• WHAT THE EXERCISE ASKS:
Produce a word-for-word copy of the listing below without its pictures.

• PROVIDED RECORDS:
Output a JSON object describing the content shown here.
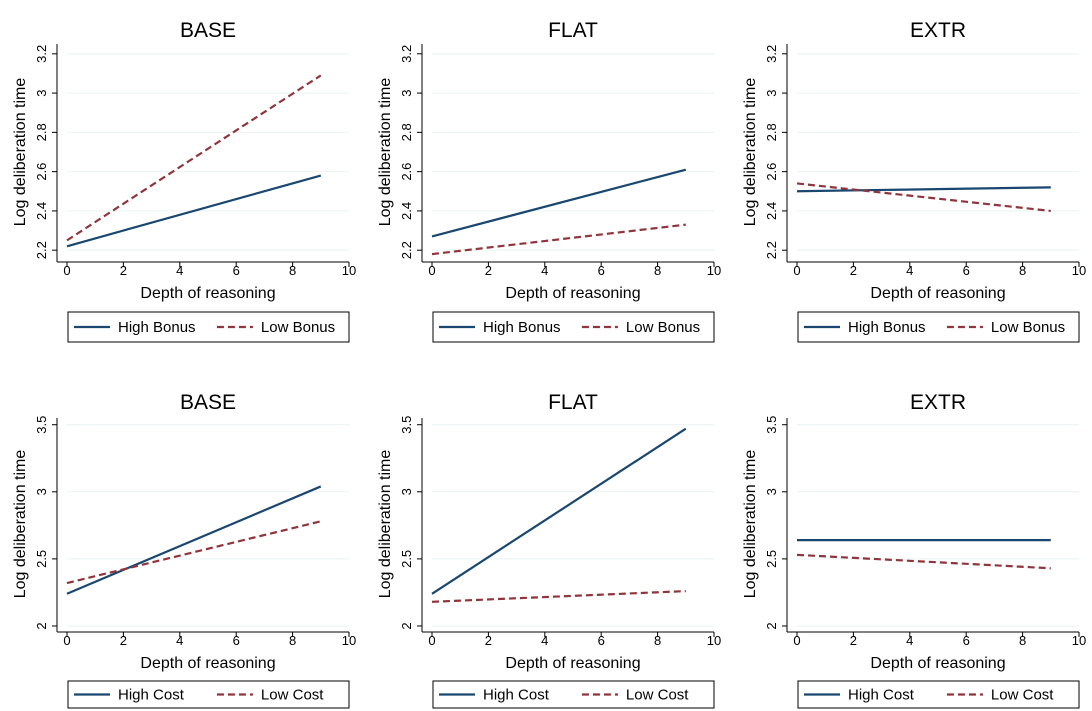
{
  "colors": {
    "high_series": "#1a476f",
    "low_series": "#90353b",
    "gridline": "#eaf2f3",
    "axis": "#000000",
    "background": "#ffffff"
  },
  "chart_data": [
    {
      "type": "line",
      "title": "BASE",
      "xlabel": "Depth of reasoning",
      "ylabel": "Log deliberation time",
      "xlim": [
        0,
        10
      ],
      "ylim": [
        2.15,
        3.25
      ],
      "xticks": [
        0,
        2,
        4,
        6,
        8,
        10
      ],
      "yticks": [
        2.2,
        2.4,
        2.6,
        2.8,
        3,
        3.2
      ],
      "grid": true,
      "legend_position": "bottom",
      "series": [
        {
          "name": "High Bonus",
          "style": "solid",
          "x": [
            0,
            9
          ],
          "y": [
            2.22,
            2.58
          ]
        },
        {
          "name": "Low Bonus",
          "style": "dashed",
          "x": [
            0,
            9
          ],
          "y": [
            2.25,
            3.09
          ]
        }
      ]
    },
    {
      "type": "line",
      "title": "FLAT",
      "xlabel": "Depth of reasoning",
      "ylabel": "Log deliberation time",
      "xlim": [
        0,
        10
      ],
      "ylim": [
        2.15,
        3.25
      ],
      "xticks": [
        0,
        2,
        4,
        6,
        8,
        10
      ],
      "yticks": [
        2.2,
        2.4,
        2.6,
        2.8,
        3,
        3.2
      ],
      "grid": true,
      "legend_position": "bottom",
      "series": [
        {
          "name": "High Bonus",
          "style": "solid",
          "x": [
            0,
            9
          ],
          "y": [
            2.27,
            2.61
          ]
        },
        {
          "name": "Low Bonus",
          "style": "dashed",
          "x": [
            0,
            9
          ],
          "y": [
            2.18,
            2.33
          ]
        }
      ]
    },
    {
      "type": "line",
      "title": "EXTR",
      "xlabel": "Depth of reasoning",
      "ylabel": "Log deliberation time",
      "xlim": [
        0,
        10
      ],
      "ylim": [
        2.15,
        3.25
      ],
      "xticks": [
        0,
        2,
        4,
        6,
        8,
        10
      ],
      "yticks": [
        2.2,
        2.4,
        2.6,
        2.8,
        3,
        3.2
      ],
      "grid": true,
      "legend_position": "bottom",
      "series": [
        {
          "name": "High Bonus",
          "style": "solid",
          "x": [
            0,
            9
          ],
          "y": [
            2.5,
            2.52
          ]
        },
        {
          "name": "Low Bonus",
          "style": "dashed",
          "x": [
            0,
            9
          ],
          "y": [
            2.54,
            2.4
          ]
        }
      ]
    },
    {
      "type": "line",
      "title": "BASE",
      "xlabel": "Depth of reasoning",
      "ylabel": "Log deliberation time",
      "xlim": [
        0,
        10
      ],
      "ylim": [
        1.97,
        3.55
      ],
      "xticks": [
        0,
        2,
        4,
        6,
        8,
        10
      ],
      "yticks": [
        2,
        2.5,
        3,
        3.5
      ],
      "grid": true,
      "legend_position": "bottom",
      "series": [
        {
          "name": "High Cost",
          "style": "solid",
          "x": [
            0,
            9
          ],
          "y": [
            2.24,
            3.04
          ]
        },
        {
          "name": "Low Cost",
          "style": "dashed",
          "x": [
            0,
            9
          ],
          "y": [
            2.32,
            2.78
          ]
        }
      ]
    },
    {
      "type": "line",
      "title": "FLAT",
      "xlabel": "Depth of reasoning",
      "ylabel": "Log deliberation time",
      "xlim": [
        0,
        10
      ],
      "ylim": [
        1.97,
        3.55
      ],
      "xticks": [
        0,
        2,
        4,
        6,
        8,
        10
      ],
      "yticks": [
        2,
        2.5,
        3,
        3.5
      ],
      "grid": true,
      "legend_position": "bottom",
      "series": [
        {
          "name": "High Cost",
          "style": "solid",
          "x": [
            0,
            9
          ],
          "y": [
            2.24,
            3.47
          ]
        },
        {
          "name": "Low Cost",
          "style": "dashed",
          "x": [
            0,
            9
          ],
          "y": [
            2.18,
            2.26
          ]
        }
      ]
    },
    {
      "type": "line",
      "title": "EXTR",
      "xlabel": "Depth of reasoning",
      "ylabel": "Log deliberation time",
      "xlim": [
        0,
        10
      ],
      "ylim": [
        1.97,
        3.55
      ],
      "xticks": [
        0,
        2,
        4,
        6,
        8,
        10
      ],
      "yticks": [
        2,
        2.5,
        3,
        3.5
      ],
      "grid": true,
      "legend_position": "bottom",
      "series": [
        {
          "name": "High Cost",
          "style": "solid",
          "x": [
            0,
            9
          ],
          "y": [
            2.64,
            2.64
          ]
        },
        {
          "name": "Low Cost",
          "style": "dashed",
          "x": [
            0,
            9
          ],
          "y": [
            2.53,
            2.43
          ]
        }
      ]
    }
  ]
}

• WORKED ANSWER:
Output a JSON object describing the content shown here.
{
  "colors": {
    "high_series": "#1a476f",
    "low_series": "#90353b",
    "gridline": "#eaf2f3",
    "axis": "#000000",
    "background": "#ffffff"
  },
  "chart_data": [
    {
      "type": "line",
      "title": "BASE",
      "xlabel": "Depth of reasoning",
      "ylabel": "Log deliberation time",
      "xlim": [
        0,
        10
      ],
      "ylim": [
        2.15,
        3.25
      ],
      "xticks": [
        0,
        2,
        4,
        6,
        8,
        10
      ],
      "yticks": [
        2.2,
        2.4,
        2.6,
        2.8,
        3,
        3.2
      ],
      "grid": true,
      "legend_position": "bottom",
      "series": [
        {
          "name": "High Bonus",
          "style": "solid",
          "x": [
            0,
            9
          ],
          "y": [
            2.22,
            2.58
          ]
        },
        {
          "name": "Low Bonus",
          "style": "dashed",
          "x": [
            0,
            9
          ],
          "y": [
            2.25,
            3.09
          ]
        }
      ]
    },
    {
      "type": "line",
      "title": "FLAT",
      "xlabel": "Depth of reasoning",
      "ylabel": "Log deliberation time",
      "xlim": [
        0,
        10
      ],
      "ylim": [
        2.15,
        3.25
      ],
      "xticks": [
        0,
        2,
        4,
        6,
        8,
        10
      ],
      "yticks": [
        2.2,
        2.4,
        2.6,
        2.8,
        3,
        3.2
      ],
      "grid": true,
      "legend_position": "bottom",
      "series": [
        {
          "name": "High Bonus",
          "style": "solid",
          "x": [
            0,
            9
          ],
          "y": [
            2.27,
            2.61
          ]
        },
        {
          "name": "Low Bonus",
          "style": "dashed",
          "x": [
            0,
            9
          ],
          "y": [
            2.18,
            2.33
          ]
        }
      ]
    },
    {
      "type": "line",
      "title": "EXTR",
      "xlabel": "Depth of reasoning",
      "ylabel": "Log deliberation time",
      "xlim": [
        0,
        10
      ],
      "ylim": [
        2.15,
        3.25
      ],
      "xticks": [
        0,
        2,
        4,
        6,
        8,
        10
      ],
      "yticks": [
        2.2,
        2.4,
        2.6,
        2.8,
        3,
        3.2
      ],
      "grid": true,
      "legend_position": "bottom",
      "series": [
        {
          "name": "High Bonus",
          "style": "solid",
          "x": [
            0,
            9
          ],
          "y": [
            2.5,
            2.52
          ]
        },
        {
          "name": "Low Bonus",
          "style": "dashed",
          "x": [
            0,
            9
          ],
          "y": [
            2.54,
            2.4
          ]
        }
      ]
    },
    {
      "type": "line",
      "title": "BASE",
      "xlabel": "Depth of reasoning",
      "ylabel": "Log deliberation time",
      "xlim": [
        0,
        10
      ],
      "ylim": [
        1.97,
        3.55
      ],
      "xticks": [
        0,
        2,
        4,
        6,
        8,
        10
      ],
      "yticks": [
        2,
        2.5,
        3,
        3.5
      ],
      "grid": true,
      "legend_position": "bottom",
      "series": [
        {
          "name": "High Cost",
          "style": "solid",
          "x": [
            0,
            9
          ],
          "y": [
            2.24,
            3.04
          ]
        },
        {
          "name": "Low Cost",
          "style": "dashed",
          "x": [
            0,
            9
          ],
          "y": [
            2.32,
            2.78
          ]
        }
      ]
    },
    {
      "type": "line",
      "title": "FLAT",
      "xlabel": "Depth of reasoning",
      "ylabel": "Log deliberation time",
      "xlim": [
        0,
        10
      ],
      "ylim": [
        1.97,
        3.55
      ],
      "xticks": [
        0,
        2,
        4,
        6,
        8,
        10
      ],
      "yticks": [
        2,
        2.5,
        3,
        3.5
      ],
      "grid": true,
      "legend_position": "bottom",
      "series": [
        {
          "name": "High Cost",
          "style": "solid",
          "x": [
            0,
            9
          ],
          "y": [
            2.24,
            3.47
          ]
        },
        {
          "name": "Low Cost",
          "style": "dashed",
          "x": [
            0,
            9
          ],
          "y": [
            2.18,
            2.26
          ]
        }
      ]
    },
    {
      "type": "line",
      "title": "EXTR",
      "xlabel": "Depth of reasoning",
      "ylabel": "Log deliberation time",
      "xlim": [
        0,
        10
      ],
      "ylim": [
        1.97,
        3.55
      ],
      "xticks": [
        0,
        2,
        4,
        6,
        8,
        10
      ],
      "yticks": [
        2,
        2.5,
        3,
        3.5
      ],
      "grid": true,
      "legend_position": "bottom",
      "series": [
        {
          "name": "High Cost",
          "style": "solid",
          "x": [
            0,
            9
          ],
          "y": [
            2.64,
            2.64
          ]
        },
        {
          "name": "Low Cost",
          "style": "dashed",
          "x": [
            0,
            9
          ],
          "y": [
            2.53,
            2.43
          ]
        }
      ]
    }
  ]
}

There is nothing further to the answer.